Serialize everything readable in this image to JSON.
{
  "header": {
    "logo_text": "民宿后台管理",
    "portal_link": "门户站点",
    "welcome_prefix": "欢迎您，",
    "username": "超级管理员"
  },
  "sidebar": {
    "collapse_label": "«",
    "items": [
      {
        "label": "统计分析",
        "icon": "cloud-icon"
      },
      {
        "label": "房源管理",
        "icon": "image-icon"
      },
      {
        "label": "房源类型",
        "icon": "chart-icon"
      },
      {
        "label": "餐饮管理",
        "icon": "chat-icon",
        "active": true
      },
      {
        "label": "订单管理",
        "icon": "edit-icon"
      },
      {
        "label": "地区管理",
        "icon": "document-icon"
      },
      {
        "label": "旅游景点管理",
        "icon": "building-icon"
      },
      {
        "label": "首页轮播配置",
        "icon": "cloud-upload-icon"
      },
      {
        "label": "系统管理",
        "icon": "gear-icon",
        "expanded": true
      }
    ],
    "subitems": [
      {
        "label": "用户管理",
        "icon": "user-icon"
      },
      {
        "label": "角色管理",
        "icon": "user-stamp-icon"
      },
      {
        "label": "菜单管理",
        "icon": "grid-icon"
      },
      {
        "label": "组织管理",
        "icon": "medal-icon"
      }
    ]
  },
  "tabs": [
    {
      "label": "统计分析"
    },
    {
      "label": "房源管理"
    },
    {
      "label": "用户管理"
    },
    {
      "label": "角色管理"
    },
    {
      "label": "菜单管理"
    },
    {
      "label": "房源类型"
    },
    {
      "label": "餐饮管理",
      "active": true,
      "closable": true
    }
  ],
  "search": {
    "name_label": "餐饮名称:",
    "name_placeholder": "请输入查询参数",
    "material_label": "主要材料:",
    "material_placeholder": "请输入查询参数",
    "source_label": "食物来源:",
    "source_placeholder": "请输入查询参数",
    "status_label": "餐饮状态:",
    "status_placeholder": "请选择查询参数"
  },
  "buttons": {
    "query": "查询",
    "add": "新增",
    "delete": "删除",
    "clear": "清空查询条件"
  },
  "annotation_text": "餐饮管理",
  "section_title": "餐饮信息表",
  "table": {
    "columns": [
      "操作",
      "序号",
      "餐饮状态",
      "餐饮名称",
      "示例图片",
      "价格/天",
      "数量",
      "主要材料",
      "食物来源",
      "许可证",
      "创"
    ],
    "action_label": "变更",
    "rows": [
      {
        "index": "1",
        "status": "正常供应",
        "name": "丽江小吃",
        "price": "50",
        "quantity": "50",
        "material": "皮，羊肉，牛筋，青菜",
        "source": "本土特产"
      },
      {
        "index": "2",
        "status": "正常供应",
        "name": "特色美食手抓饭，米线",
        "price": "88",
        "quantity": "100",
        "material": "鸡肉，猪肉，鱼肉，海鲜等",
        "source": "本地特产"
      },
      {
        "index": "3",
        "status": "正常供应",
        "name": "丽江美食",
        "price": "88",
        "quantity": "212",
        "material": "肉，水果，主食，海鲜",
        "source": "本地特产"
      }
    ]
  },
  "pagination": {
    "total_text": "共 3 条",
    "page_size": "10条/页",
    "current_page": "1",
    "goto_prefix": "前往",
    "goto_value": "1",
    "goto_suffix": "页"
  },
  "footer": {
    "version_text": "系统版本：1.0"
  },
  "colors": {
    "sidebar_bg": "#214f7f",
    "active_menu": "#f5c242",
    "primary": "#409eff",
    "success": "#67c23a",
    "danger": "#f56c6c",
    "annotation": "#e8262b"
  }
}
######
WHAT IS BEING ASKED —
Please set down all the data word for word.

SOLVED PROBLEM —
Serialize everything readable in this image to JSON.
{
  "header": {
    "logo_text": "民宿后台管理",
    "portal_link": "门户站点",
    "welcome_prefix": "欢迎您，",
    "username": "超级管理员"
  },
  "sidebar": {
    "collapse_label": "«",
    "items": [
      {
        "label": "统计分析",
        "icon": "cloud-icon"
      },
      {
        "label": "房源管理",
        "icon": "image-icon"
      },
      {
        "label": "房源类型",
        "icon": "chart-icon"
      },
      {
        "label": "餐饮管理",
        "icon": "chat-icon",
        "active": true
      },
      {
        "label": "订单管理",
        "icon": "edit-icon"
      },
      {
        "label": "地区管理",
        "icon": "document-icon"
      },
      {
        "label": "旅游景点管理",
        "icon": "building-icon"
      },
      {
        "label": "首页轮播配置",
        "icon": "cloud-upload-icon"
      },
      {
        "label": "系统管理",
        "icon": "gear-icon",
        "expanded": true
      }
    ],
    "subitems": [
      {
        "label": "用户管理",
        "icon": "user-icon"
      },
      {
        "label": "角色管理",
        "icon": "user-stamp-icon"
      },
      {
        "label": "菜单管理",
        "icon": "grid-icon"
      },
      {
        "label": "组织管理",
        "icon": "medal-icon"
      }
    ]
  },
  "tabs": [
    {
      "label": "统计分析"
    },
    {
      "label": "房源管理"
    },
    {
      "label": "用户管理"
    },
    {
      "label": "角色管理"
    },
    {
      "label": "菜单管理"
    },
    {
      "label": "房源类型"
    },
    {
      "label": "餐饮管理",
      "active": true,
      "closable": true
    }
  ],
  "search": {
    "name_label": "餐饮名称:",
    "name_placeholder": "请输入查询参数",
    "material_label": "主要材料:",
    "material_placeholder": "请输入查询参数",
    "source_label": "食物来源:",
    "source_placeholder": "请输入查询参数",
    "status_label": "餐饮状态:",
    "status_placeholder": "请选择查询参数"
  },
  "buttons": {
    "query": "查询",
    "add": "新增",
    "delete": "删除",
    "clear": "清空查询条件"
  },
  "annotation_text": "餐饮管理",
  "section_title": "餐饮信息表",
  "table": {
    "columns": [
      "操作",
      "序号",
      "餐饮状态",
      "餐饮名称",
      "示例图片",
      "价格/天",
      "数量",
      "主要材料",
      "食物来源",
      "许可证",
      "创"
    ],
    "action_label": "变更",
    "rows": [
      {
        "index": "1",
        "status": "正常供应",
        "name": "丽江小吃",
        "price": "50",
        "quantity": "50",
        "material": "皮，羊肉，牛筋，青菜",
        "source": "本土特产"
      },
      {
        "index": "2",
        "status": "正常供应",
        "name": "特色美食手抓饭，米线",
        "price": "88",
        "quantity": "100",
        "material": "鸡肉，猪肉，鱼肉，海鲜等",
        "source": "本地特产"
      },
      {
        "index": "3",
        "status": "正常供应",
        "name": "丽江美食",
        "price": "88",
        "quantity": "212",
        "material": "肉，水果，主食，海鲜",
        "source": "本地特产"
      }
    ]
  },
  "pagination": {
    "total_text": "共 3 条",
    "page_size": "10条/页",
    "current_page": "1",
    "goto_prefix": "前往",
    "goto_value": "1",
    "goto_suffix": "页"
  },
  "footer": {
    "version_text": "系统版本：1.0"
  },
  "colors": {
    "sidebar_bg": "#214f7f",
    "active_menu": "#f5c242",
    "primary": "#409eff",
    "success": "#67c23a",
    "danger": "#f56c6c",
    "annotation": "#e8262b"
  }
}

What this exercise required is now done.